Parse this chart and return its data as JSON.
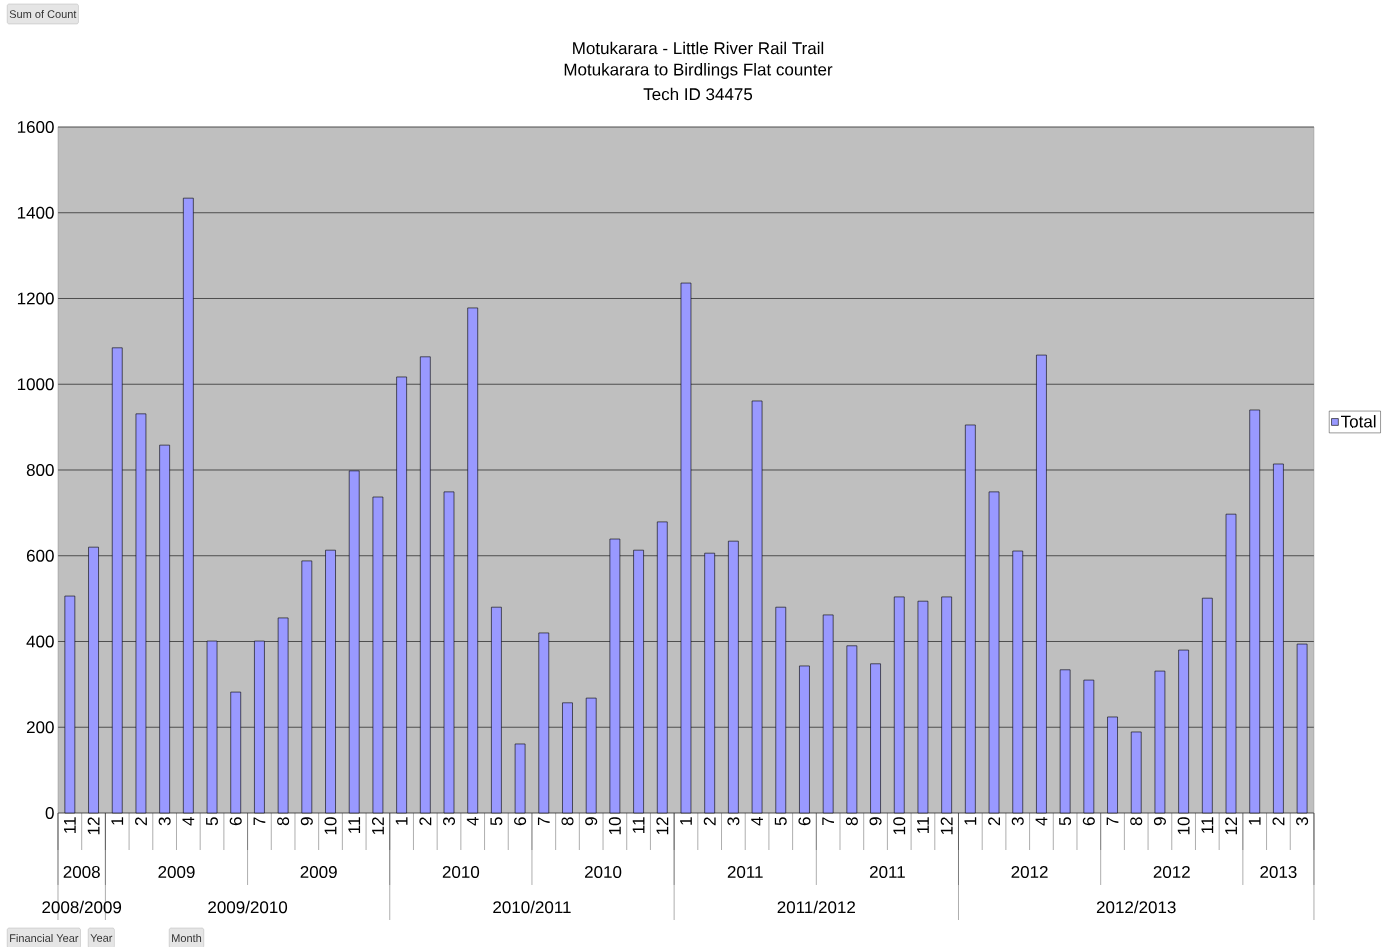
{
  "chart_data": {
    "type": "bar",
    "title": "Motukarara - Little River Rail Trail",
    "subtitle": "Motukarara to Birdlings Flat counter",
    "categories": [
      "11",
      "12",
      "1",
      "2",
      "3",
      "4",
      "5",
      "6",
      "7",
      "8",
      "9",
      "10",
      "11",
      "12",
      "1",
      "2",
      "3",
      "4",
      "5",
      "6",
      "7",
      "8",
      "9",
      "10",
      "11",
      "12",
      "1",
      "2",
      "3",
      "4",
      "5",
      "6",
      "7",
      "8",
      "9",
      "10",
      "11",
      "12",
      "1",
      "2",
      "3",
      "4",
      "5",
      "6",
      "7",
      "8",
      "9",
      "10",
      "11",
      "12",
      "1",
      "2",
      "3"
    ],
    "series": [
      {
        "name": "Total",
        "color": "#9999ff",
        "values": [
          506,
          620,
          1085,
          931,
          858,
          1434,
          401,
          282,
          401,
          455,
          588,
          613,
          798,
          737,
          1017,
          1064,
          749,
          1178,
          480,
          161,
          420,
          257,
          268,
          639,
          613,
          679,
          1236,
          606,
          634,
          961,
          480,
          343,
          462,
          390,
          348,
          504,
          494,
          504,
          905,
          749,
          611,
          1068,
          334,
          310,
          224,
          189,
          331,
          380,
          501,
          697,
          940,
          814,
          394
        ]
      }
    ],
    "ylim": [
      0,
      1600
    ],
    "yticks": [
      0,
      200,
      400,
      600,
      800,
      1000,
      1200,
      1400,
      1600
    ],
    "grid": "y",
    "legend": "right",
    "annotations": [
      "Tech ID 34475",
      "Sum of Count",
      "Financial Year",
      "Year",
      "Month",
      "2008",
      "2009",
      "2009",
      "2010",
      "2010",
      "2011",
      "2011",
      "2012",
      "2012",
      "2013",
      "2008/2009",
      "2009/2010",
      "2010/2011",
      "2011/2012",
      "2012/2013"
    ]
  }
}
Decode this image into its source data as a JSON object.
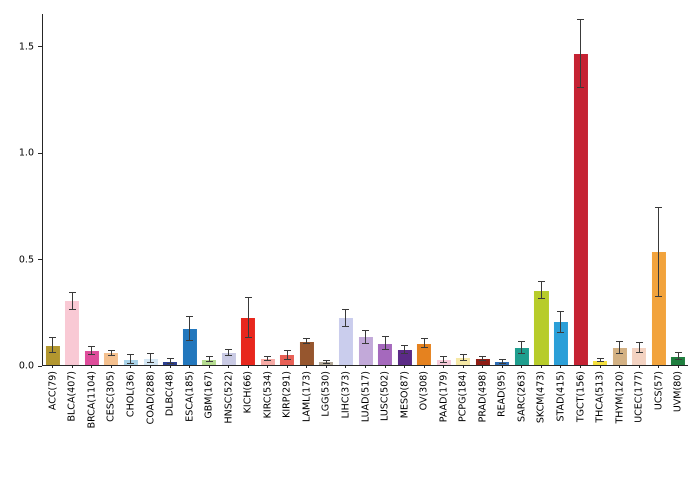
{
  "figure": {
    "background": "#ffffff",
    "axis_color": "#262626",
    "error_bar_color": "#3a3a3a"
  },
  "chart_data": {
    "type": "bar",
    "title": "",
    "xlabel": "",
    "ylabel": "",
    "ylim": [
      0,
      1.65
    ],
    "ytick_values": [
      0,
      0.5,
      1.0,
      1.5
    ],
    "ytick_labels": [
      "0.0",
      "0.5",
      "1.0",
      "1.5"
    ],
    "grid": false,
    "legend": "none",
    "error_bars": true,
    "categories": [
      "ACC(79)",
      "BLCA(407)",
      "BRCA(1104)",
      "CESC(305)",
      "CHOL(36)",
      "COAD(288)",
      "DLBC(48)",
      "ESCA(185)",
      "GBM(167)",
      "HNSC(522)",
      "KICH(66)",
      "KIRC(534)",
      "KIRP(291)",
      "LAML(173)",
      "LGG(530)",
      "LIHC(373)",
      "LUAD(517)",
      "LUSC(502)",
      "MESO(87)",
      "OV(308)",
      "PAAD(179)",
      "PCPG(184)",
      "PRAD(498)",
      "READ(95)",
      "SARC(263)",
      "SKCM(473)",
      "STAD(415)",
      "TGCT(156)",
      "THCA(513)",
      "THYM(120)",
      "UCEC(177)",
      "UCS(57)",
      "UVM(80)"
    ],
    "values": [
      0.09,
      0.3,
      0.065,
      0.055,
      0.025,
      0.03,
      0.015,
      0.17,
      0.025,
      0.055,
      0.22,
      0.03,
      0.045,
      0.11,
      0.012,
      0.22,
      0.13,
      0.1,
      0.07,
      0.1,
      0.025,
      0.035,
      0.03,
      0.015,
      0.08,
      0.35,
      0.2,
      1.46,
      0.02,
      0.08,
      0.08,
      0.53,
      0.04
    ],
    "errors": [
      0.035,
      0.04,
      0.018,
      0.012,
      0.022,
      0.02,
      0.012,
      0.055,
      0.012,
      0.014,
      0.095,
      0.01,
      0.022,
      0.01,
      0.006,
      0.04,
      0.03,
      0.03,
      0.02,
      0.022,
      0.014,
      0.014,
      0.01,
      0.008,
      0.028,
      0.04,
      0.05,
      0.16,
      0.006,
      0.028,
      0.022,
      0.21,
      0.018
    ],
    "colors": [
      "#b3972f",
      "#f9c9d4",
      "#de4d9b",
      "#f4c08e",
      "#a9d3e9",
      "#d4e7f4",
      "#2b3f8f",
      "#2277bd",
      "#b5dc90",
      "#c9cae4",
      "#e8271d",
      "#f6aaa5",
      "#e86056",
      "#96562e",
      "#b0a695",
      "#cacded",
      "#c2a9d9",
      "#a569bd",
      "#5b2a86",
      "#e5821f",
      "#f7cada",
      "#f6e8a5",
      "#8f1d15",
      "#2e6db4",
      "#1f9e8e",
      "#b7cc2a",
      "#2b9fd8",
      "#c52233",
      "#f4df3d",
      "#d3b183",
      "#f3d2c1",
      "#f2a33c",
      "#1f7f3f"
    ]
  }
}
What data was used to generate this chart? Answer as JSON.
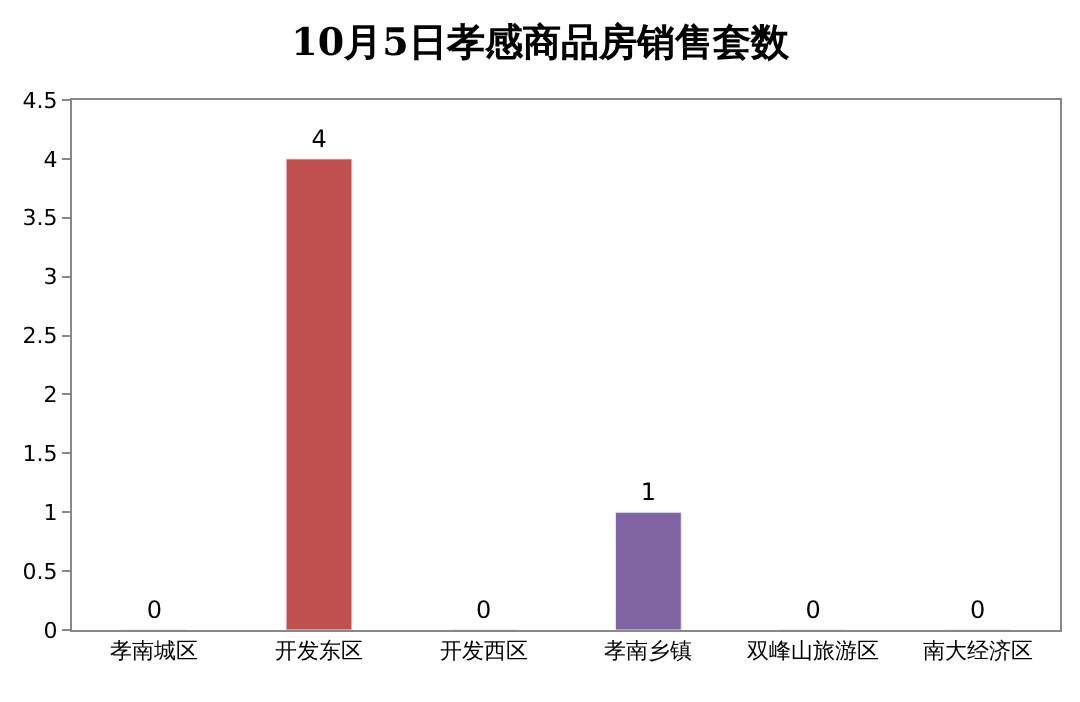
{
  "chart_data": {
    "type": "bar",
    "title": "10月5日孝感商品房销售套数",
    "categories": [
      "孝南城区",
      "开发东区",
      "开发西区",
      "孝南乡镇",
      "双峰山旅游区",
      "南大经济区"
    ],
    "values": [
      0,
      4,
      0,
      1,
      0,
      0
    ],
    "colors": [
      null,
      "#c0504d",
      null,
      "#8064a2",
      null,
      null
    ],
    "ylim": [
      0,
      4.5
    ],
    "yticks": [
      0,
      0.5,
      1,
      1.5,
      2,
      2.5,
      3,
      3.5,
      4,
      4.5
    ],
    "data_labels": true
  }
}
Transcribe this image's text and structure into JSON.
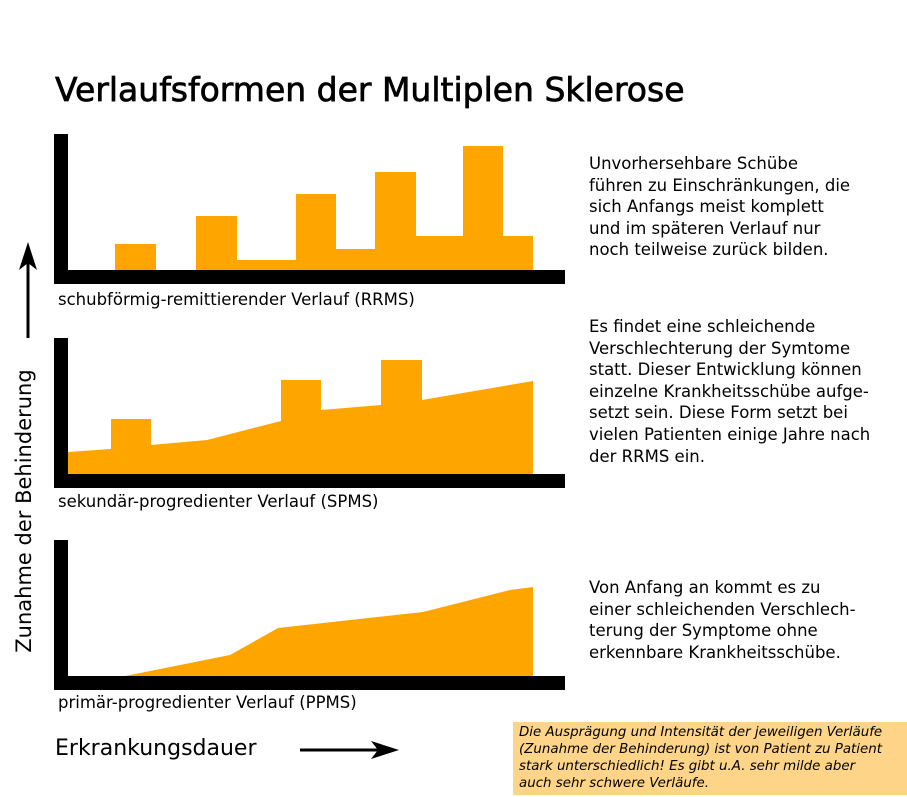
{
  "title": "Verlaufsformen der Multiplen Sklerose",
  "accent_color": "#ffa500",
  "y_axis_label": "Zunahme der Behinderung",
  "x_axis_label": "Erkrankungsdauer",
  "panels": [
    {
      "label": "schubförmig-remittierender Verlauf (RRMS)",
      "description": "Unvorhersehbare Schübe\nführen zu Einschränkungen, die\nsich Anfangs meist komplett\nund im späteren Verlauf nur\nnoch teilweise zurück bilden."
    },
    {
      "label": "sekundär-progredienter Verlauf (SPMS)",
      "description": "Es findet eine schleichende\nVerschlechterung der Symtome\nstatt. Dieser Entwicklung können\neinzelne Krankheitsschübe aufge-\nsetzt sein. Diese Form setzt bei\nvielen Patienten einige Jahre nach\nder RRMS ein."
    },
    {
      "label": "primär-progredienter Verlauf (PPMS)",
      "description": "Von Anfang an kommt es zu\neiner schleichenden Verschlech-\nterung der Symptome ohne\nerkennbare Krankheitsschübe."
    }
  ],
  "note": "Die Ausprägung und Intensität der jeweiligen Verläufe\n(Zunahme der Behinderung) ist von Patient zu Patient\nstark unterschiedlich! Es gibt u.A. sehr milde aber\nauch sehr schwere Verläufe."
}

○ ○ ○ ○ ○ ○ ○

OBJECTIVE: Transcribe the material as is, with images omitted.

EXERCISE RESPONSE:
Parse this chart and return its data as JSON.
{
  "chart_data": {
    "type": "bar",
    "title": "Motukarara - Little River Rail Trail",
    "subtitle": "Motukarara to Birdlings Flat counter",
    "categories": [
      "11",
      "12",
      "1",
      "2",
      "3",
      "4",
      "5",
      "6",
      "7",
      "8",
      "9",
      "10",
      "11",
      "12",
      "1",
      "2",
      "3",
      "4",
      "5",
      "6",
      "7",
      "8",
      "9",
      "10",
      "11",
      "12",
      "1",
      "2",
      "3",
      "4",
      "5",
      "6",
      "7",
      "8",
      "9",
      "10",
      "11",
      "12",
      "1",
      "2",
      "3",
      "4",
      "5",
      "6",
      "7",
      "8",
      "9",
      "10",
      "11",
      "12",
      "1",
      "2",
      "3"
    ],
    "series": [
      {
        "name": "Total",
        "color": "#9999ff",
        "values": [
          506,
          620,
          1085,
          931,
          858,
          1434,
          401,
          282,
          401,
          455,
          588,
          613,
          798,
          737,
          1017,
          1064,
          749,
          1178,
          480,
          161,
          420,
          257,
          268,
          639,
          613,
          679,
          1236,
          606,
          634,
          961,
          480,
          343,
          462,
          390,
          348,
          504,
          494,
          504,
          905,
          749,
          611,
          1068,
          334,
          310,
          224,
          189,
          331,
          380,
          501,
          697,
          940,
          814,
          394
        ]
      }
    ],
    "ylim": [
      0,
      1600
    ],
    "yticks": [
      0,
      200,
      400,
      600,
      800,
      1000,
      1200,
      1400,
      1600
    ],
    "grid": "y",
    "legend": "right",
    "annotations": [
      "Tech ID 34475",
      "Sum of Count",
      "Financial Year",
      "Year",
      "Month",
      "2008",
      "2009",
      "2009",
      "2010",
      "2010",
      "2011",
      "2011",
      "2012",
      "2012",
      "2013",
      "2008/2009",
      "2009/2010",
      "2010/2011",
      "2011/2012",
      "2012/2013"
    ]
  }
}
Decode this image into its source data as a JSON object.
{
  "figure": {
    "background": "#ffffff",
    "axis_color": "#262626",
    "error_bar_color": "#3a3a3a"
  },
  "chart_data": {
    "type": "bar",
    "title": "",
    "xlabel": "",
    "ylabel": "",
    "ylim": [
      0,
      1.65
    ],
    "ytick_values": [
      0,
      0.5,
      1.0,
      1.5
    ],
    "ytick_labels": [
      "0.0",
      "0.5",
      "1.0",
      "1.5"
    ],
    "grid": false,
    "legend": "none",
    "error_bars": true,
    "categories": [
      "ACC(79)",
      "BLCA(407)",
      "BRCA(1104)",
      "CESC(305)",
      "CHOL(36)",
      "COAD(288)",
      "DLBC(48)",
      "ESCA(185)",
      "GBM(167)",
      "HNSC(522)",
      "KICH(66)",
      "KIRC(534)",
      "KIRP(291)",
      "LAML(173)",
      "LGG(530)",
      "LIHC(373)",
      "LUAD(517)",
      "LUSC(502)",
      "MESO(87)",
      "OV(308)",
      "PAAD(179)",
      "PCPG(184)",
      "PRAD(498)",
      "READ(95)",
      "SARC(263)",
      "SKCM(473)",
      "STAD(415)",
      "TGCT(156)",
      "THCA(513)",
      "THYM(120)",
      "UCEC(177)",
      "UCS(57)",
      "UVM(80)"
    ],
    "values": [
      0.09,
      0.3,
      0.065,
      0.055,
      0.025,
      0.03,
      0.015,
      0.17,
      0.025,
      0.055,
      0.22,
      0.03,
      0.045,
      0.11,
      0.012,
      0.22,
      0.13,
      0.1,
      0.07,
      0.1,
      0.025,
      0.035,
      0.03,
      0.015,
      0.08,
      0.35,
      0.2,
      1.46,
      0.02,
      0.08,
      0.08,
      0.53,
      0.04
    ],
    "errors": [
      0.035,
      0.04,
      0.018,
      0.012,
      0.022,
      0.02,
      0.012,
      0.055,
      0.012,
      0.014,
      0.095,
      0.01,
      0.022,
      0.01,
      0.006,
      0.04,
      0.03,
      0.03,
      0.02,
      0.022,
      0.014,
      0.014,
      0.01,
      0.008,
      0.028,
      0.04,
      0.05,
      0.16,
      0.006,
      0.028,
      0.022,
      0.21,
      0.018
    ],
    "colors": [
      "#b3972f",
      "#f9c9d4",
      "#de4d9b",
      "#f4c08e",
      "#a9d3e9",
      "#d4e7f4",
      "#2b3f8f",
      "#2277bd",
      "#b5dc90",
      "#c9cae4",
      "#e8271d",
      "#f6aaa5",
      "#e86056",
      "#96562e",
      "#b0a695",
      "#cacded",
      "#c2a9d9",
      "#a569bd",
      "#5b2a86",
      "#e5821f",
      "#f7cada",
      "#f6e8a5",
      "#8f1d15",
      "#2e6db4",
      "#1f9e8e",
      "#b7cc2a",
      "#2b9fd8",
      "#c52233",
      "#f4df3d",
      "#d3b183",
      "#f3d2c1",
      "#f2a33c",
      "#1f7f3f"
    ]
  }
}
What data was used to generate this chart? Answer as JSON.
{
  "chart_data": {
    "type": "bar",
    "title": "10月5日孝感商品房销售套数",
    "categories": [
      "孝南城区",
      "开发东区",
      "开发西区",
      "孝南乡镇",
      "双峰山旅游区",
      "南大经济区"
    ],
    "values": [
      0,
      4,
      0,
      1,
      0,
      0
    ],
    "colors": [
      null,
      "#c0504d",
      null,
      "#8064a2",
      null,
      null
    ],
    "ylim": [
      0,
      4.5
    ],
    "yticks": [
      0,
      0.5,
      1,
      1.5,
      2,
      2.5,
      3,
      3.5,
      4,
      4.5
    ],
    "data_labels": true
  }
}
Transcribe this image's text and structure into JSON.
{
  "title": "Verlaufsformen der Multiplen Sklerose",
  "accent_color": "#ffa500",
  "y_axis_label": "Zunahme der Behinderung",
  "x_axis_label": "Erkrankungsdauer",
  "panels": [
    {
      "label": "schubförmig-remittierender Verlauf (RRMS)",
      "description": "Unvorhersehbare Schübe\nführen zu Einschränkungen, die\nsich Anfangs meist komplett\nund im späteren Verlauf nur\nnoch teilweise zurück bilden."
    },
    {
      "label": "sekundär-progredienter Verlauf (SPMS)",
      "description": "Es findet eine schleichende\nVerschlechterung der Symtome\nstatt. Dieser Entwicklung können\neinzelne Krankheitsschübe aufge-\nsetzt sein. Diese Form setzt bei\nvielen Patienten einige Jahre nach\nder RRMS ein."
    },
    {
      "label": "primär-progredienter Verlauf (PPMS)",
      "description": "Von Anfang an kommt es zu\neiner schleichenden Verschlech-\nterung der Symptome ohne\nerkennbare Krankheitsschübe."
    }
  ],
  "note": "Die Ausprägung und Intensität der jeweiligen Verläufe\n(Zunahme der Behinderung) ist von Patient zu Patient\nstark unterschiedlich! Es gibt u.A. sehr milde aber\nauch sehr schwere Verläufe."
}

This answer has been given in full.